47e congrès de l’ADBU. Lille – 17-19 octobre 2017

Ouvrir les bibliothèques à la recherche (et réciproquement)

Pierre-Yves Cachard

Le 47e congrès de l’ADBU 1 se tenait cette année à Lille, à LILLIAD 2, lieu emblématique des interrogations portées par cet événement, qu’il s’agisse de la question des services aux chercheurs – thème de la journée d’étude cette année – comme de celle de l’ouverture, au sens large (des horaires à l’open access), thème retenu pour une matinée politique des plus stimulante.

Une association active

La première journée, traditionnellement consacrée aux actualités, bilans et perspectives de l’association et de ses commissions permanentes, a confirmé le rôle croissant de l’ADBU parmi les acteurs de la politique de l’IST en France, un développement qui semble logique et nécessaire, après la transformation du paysage de l’enseignement supérieur en France (mise en place de la LRU, fusions d’universités et d’écoles). Christophe Péralès 3 et les membres très actifs du Conseil d’administration ont pu rappeler, cette année encore, les démarches importantes de lobbying menées par l’association auprès des principaux opérateurs de l’enseignement supérieur public en France. L’ADBU nourrit aussi la réflexion et les stratégies des bibliothèques universitaires grâce aux travaux de ses commissions permanentes, et leur implication forte dans l’organisation du congrès annuel et de différentes journées d’étude.

□ □ □

TRAVAIL À FAIRE:
**a)** Répondez à ces questions sur le compte rendu du congrès de l'ADBU :
(i) Dans quelle ville le 47e congrès a-t-il eu lieu ?
(ii) Quel thème a été choisi pour la journée d'étude cette année ?
(iii) À quoi la première journée est-elle consacrée d'habitude ?
**b)** Poursuivez le compte rendu du congrès de l'ADBU après sa dernière phrase.
Le matériel placé ensuite provient d'une autre source que le compte rendu.

□ □ □

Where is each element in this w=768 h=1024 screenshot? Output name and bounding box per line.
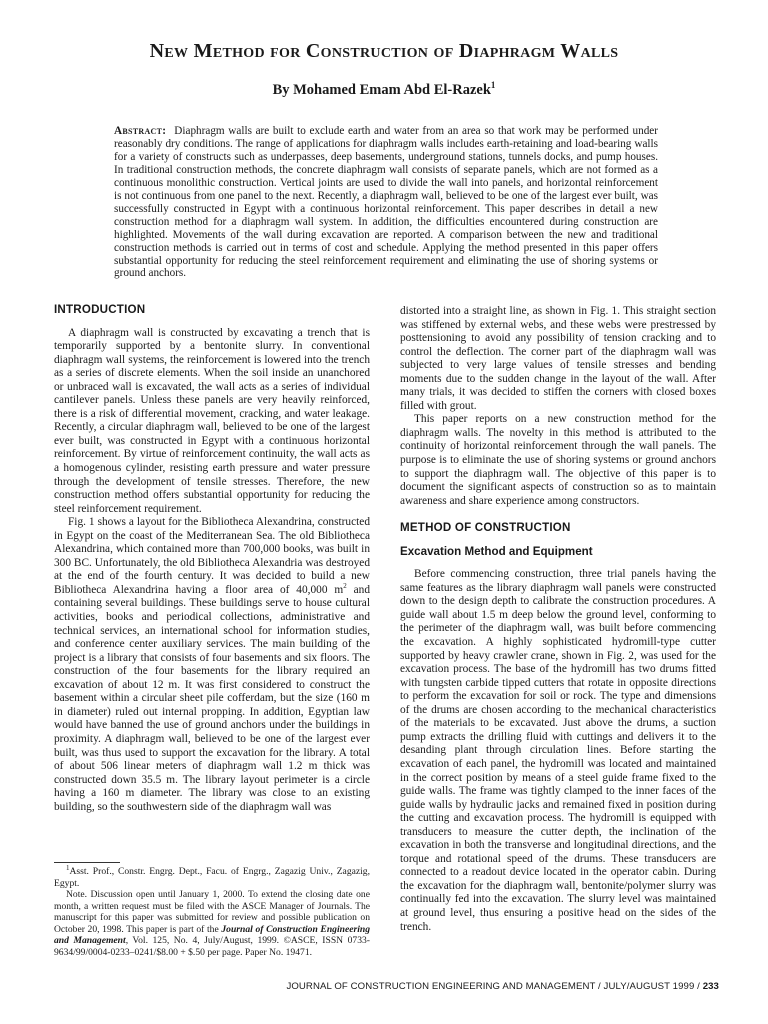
paper-title: New Method for Construction of Diaphragm Walls [149, 40, 619, 62]
intro-paragraph-1: A diaphragm wall is constructed by excavating a trench that is temporarily supported by a bentonite slurry. In conventional diaphragm wall systems, the reinforcement is lowered into the trench as a series of discrete elements. When the soil inside an unanchored or unbraced wall is excavated, the wall acts as a series of individual cantilever panels. Unless these panels are very heavily reinforced, there is a risk of differential movement, cracking, and water leakage. Recently, a circular diaphragm wall, believed to be one of the largest ever built, was constructed in Egypt with a continuous horizontal reinforcement. By virtue of reinforcement continuity, the wall acts as a homogenous cylinder, resisting earth pressure and water pressure through the development of tensile stresses. Therefore, the new construction method offers substantial opportunity for reducing the steel reinforcement requirement. [54, 326, 370, 515]
right-paragraph-3: Before commencing construction, three trial panels having the same features as the library diaphragm wall panels were constructed down to the design depth to calibrate the construction procedures. A guide wall about 1.5 m deep below the ground level, conforming to the perimeter of the diaphragm wall, was built before commencing the excavation. A highly sophisticated hydromill-type cutter supported by heavy crawler crane, shown in Fig. 2, was used for the excavation process. The base of the hydromill has two drums fitted with tungsten carbide tipped cutters that rotate in opposite directions to perform the excavation for soil or rock. The type and dimensions of the drums are chosen according to the mechanical characteristics of the materials to be excavated. Just above the drums, a suction pump extracts the drilling fluid with cuttings and delivers it to the desanding plant through circulation lines. Before starting the excavation of each panel, the hydromill was located and maintained in the correct position by means of a steel guide frame fixed to the guide walls. The frame was tightly clamped to the inner faces of the guide walls by hydraulic jacks and remained fixed in position during the cutting and excavation process. The hydromill is equipped with transducers to measure the cutter depth, the inclination of the excavation in both the transverse and longitudinal directions, and the torque and rotational speed of the drums. These transducers are connected to a readout device located in the operator cabin. During the excavation for the diaphragm wall, bentonite/polymer slurry was continually fed into the excavation. The slurry level was maintained at ground level, thus ensuring a positive head on the sides of the trench. [400, 568, 716, 933]
journal-name: Journal of Construction Engineering and Management [54, 923, 370, 947]
introduction-heading: INTRODUCTION [54, 303, 146, 316]
abstract-text: Diaphragm walls are built to exclude earth and water from an area so that work may be performed under reasonably dry conditions. The range of applications for diaphragm walls includes earth-retaining and load-bearing walls for a variety of constructs such as underpasses, deep basements, underground stations, tunnels docks, and pump houses. In traditional construction methods, the concrete diaphragm wall consists of separate panels, which are not formed as a continuous monolithic construction. Vertical joints are used to divide the wall into panels, and horizontal reinforcement is not continuous from one panel to the next. Recently, a diaphragm wall, believed to be one of the largest ever built, was successfully constructed in Egypt with a continuous horizontal reinforcement. This paper describes in detail a new construction method for a diaphragm wall system. In addition, the difficulties encountered during construction are highlighted. Movements of the wall during excavation are reported. A comparison between the new and traditional construction methods is carried out in terms of cost and schedule. Applying the method presented in this paper offers substantial opportunity for reducing the steel reinforcement requirement and eliminating the use of shoring systems or ground anchors. [114, 125, 658, 280]
abstract [114, 125, 658, 280]
running-footer: JOURNAL OF CONSTRUCTION ENGINEERING AND MANAGEMENT / JULY/AUGUST 1999 / 233 [286, 981, 719, 992]
method-heading: METHOD OF CONSTRUCTION [400, 521, 571, 535]
footnote-note: Note. Discussion open until January 1, 2000. To extend the closing date one month, a written request must be filed with the ASCE Manager of Journals. The manuscript for this paper was submitted for review and possible publication on October 20, 1998. This paper is part of the Journal of Construction Engineering and Management, Vol. 125, No. 4, July/August, 1999. ©ASCE, ISSN 0733-9634/99/0004-0233–0241/$8.00 + $.50 per page. Paper No. 19471. [54, 889, 370, 958]
author-footnote-mark: 1 [490, 80, 496, 91]
right-column [400, 305, 716, 934]
right-paragraph-1: distorted into a straight line, as shown in Fig. 1. This straight section was stiffened by external webs, and these webs were prestressed by posttensioning to avoid any possibility of tension cracking and to control the deflection. The corner part of the diaphragm wall was subjected to very large values of tensile stresses and bending moments due to the sudden change in the layout of the wall. After many trials, it was decided to stiffen the corners with closed boxes filled with grout. [400, 305, 716, 412]
author-line: By Mohamed Emam Abd El-Razek$^1$ [272, 80, 496, 98]
footnote-affiliation: $^1$Asst. Prof., Constr. Engrg. Dept., Facu. of Engrg., Zagazig Univ., Zagazig, Egypt. [54, 863, 370, 889]
intro-paragraph-2: Fig. 1 shows a layout for the Bibliotheca Alexandrina, constructed in Egypt on the coast of the Mediterranean Sea. The old Bibliotheca Alexandrina, which contained more than 700,000 books, was built in 300 BC. Unfortunately, the old Bibliotheca Alexandria was destroyed at the end of the fourth century. It was decided to build a new Bibliotheca Alexandrina having a floor area of 40,000 $m^2$ and containing several buildings. These buildings serve to house cultural activities, books and periodical collections, administrative and technical services, an international school for information studies, and conference center auxiliary services. The main building of the project is a library that consists of four basements and six floors. The construction of the four basements for the library required an excavation of about 12 m. It was first considered to construct the basement within a circular sheet pile cofferdam, but the size (160 m in diameter) ruled out internal propping. In addition, Egyptian law would have banned the use of ground anchors under the buildings in proximity. A diaphragm wall, believed to be one of the largest ever built, was thus used to support the excavation for the library. A total of about 506 linear meters of diaphragm wall 1.2 m thick was constructed down 35.5 m. The library layout perimeter is a circle having a 160 m diameter. The library was close to an existing building, so the southwestern side of the diaphragm wall was [54, 516, 370, 813]
footnote-rule [54, 862, 120, 863]
right-paragraph-2: This paper reports on a new construction method for the diaphragm walls. The novelty in this method is attributed to the continuity of horizontal reinforcement through the wall panels. The purpose is to eliminate the use of shoring systems or ground anchors to support the diaphragm wall. The objective of this paper is to document the significant aspects of construction so as to maintain awareness and share experience among constructors. [400, 413, 716, 507]
page-number: 233 [702, 981, 719, 992]
left-column [54, 303, 370, 814]
footnotes [54, 863, 370, 958]
abstract-label: Abstract: [114, 125, 167, 137]
excavation-heading: Excavation Method and Equipment [400, 544, 593, 558]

□ □ □

RÉPONSES FINALES:
**a)**
(i) À Lille, à LILLIAD.
(ii) La question des services aux chercheurs.
(iii) Aux actualités, aux bilans et aux perspectives de l'association et de ses commissions permanentes.

**b)**
Pierre Carbone 4 a ensuite présenté les résultats d’une étude menée conjointement par l’IGB avec l’IGAENR, consacrée au parcours et carrières des conservateurs de bibliothèque 5 ; il a aussi annoncé les prochaines études thématiques qui seront menées par l’IGB. Yves Alix a présenté l’état d’avancement de la réflexion de l’ENSSIB, avec le soutien inattendu de Samantha Fox pour un très beau final touchy revival 80’s.

Les bibliothécaires, acteurs de la recherche

Comme chaque année, c’est bien sûr la journée d’étude 6 qui a été l’objet de toutes les attentions, dans un format parfaitement rythmé et pensé par Jérôme Poumeyrol 7 et Isabelle Eleuche 8. Si l’appui à la recherche fait partie des missions prioritaires confiées aux services communs de documentation, force est de constater que la complexité toujours plus grande du paysage de la recherche en France et les évolutions ou tensions apparues ces dernières années autour des enjeux juridiques et économiques de l’édition scientifique ont quelque peu distendu les relations entre les laboratoires, les directions de la recherche et la documentation.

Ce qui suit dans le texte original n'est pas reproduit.